DESCRIPTION OF THE TASK = The listing below should be printed exactly, every line of it. Skip the pictures.

[Stored entries]
______

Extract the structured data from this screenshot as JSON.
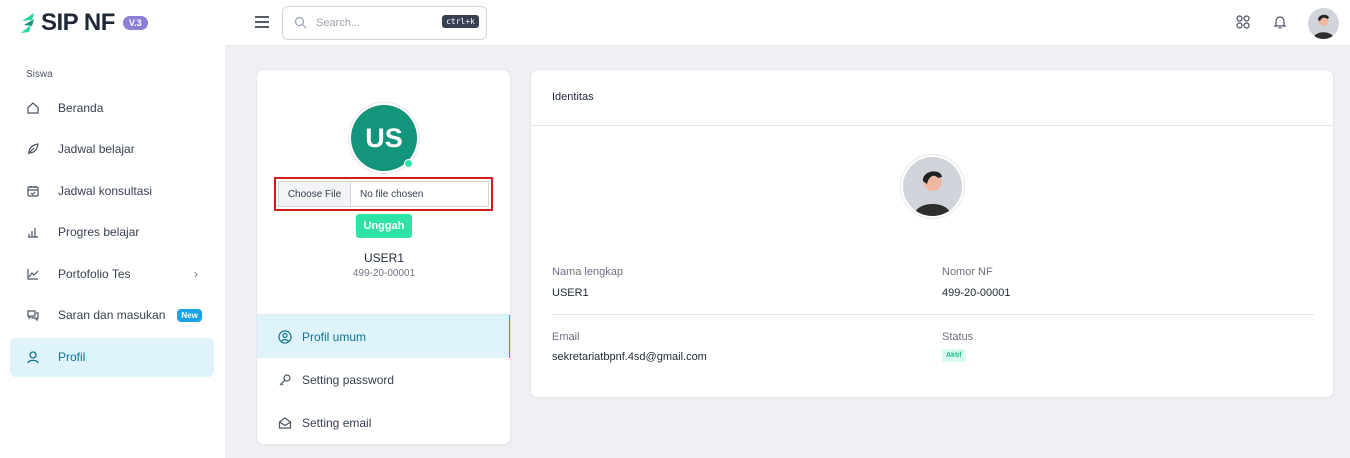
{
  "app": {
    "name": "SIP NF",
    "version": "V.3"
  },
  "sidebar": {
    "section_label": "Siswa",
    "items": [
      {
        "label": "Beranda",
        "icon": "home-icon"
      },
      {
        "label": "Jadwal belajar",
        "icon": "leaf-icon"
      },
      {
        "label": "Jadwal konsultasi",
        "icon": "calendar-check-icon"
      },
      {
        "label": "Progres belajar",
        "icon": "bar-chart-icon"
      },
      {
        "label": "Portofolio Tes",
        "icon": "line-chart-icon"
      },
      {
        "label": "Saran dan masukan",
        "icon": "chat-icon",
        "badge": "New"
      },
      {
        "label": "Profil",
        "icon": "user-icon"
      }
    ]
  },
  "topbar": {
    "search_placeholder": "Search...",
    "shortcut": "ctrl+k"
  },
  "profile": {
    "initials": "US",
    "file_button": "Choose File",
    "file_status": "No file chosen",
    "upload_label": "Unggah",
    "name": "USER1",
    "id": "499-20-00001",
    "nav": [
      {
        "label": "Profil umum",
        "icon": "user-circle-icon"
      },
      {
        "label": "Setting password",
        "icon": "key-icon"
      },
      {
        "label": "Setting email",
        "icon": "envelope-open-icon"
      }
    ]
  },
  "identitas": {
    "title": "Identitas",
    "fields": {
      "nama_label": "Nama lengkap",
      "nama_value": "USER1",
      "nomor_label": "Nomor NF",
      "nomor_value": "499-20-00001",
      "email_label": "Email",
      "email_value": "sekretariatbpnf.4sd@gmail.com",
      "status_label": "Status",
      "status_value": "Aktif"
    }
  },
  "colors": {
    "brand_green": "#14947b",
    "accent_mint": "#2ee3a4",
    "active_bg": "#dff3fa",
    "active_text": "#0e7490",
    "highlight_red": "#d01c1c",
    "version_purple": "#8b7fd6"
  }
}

______

SOLUTION =
Extract the structured data from this screenshot as JSON.
{
  "app": {
    "name": "SIP NF",
    "version": "V.3"
  },
  "sidebar": {
    "section_label": "Siswa",
    "items": [
      {
        "label": "Beranda",
        "icon": "home-icon"
      },
      {
        "label": "Jadwal belajar",
        "icon": "leaf-icon"
      },
      {
        "label": "Jadwal konsultasi",
        "icon": "calendar-check-icon"
      },
      {
        "label": "Progres belajar",
        "icon": "bar-chart-icon"
      },
      {
        "label": "Portofolio Tes",
        "icon": "line-chart-icon"
      },
      {
        "label": "Saran dan masukan",
        "icon": "chat-icon",
        "badge": "New"
      },
      {
        "label": "Profil",
        "icon": "user-icon"
      }
    ]
  },
  "topbar": {
    "search_placeholder": "Search...",
    "shortcut": "ctrl+k"
  },
  "profile": {
    "initials": "US",
    "file_button": "Choose File",
    "file_status": "No file chosen",
    "upload_label": "Unggah",
    "name": "USER1",
    "id": "499-20-00001",
    "nav": [
      {
        "label": "Profil umum",
        "icon": "user-circle-icon"
      },
      {
        "label": "Setting password",
        "icon": "key-icon"
      },
      {
        "label": "Setting email",
        "icon": "envelope-open-icon"
      }
    ]
  },
  "identitas": {
    "title": "Identitas",
    "fields": {
      "nama_label": "Nama lengkap",
      "nama_value": "USER1",
      "nomor_label": "Nomor NF",
      "nomor_value": "499-20-00001",
      "email_label": "Email",
      "email_value": "sekretariatbpnf.4sd@gmail.com",
      "status_label": "Status",
      "status_value": "Aktif"
    }
  },
  "colors": {
    "brand_green": "#14947b",
    "accent_mint": "#2ee3a4",
    "active_bg": "#dff3fa",
    "active_text": "#0e7490",
    "highlight_red": "#d01c1c",
    "version_purple": "#8b7fd6"
  }
}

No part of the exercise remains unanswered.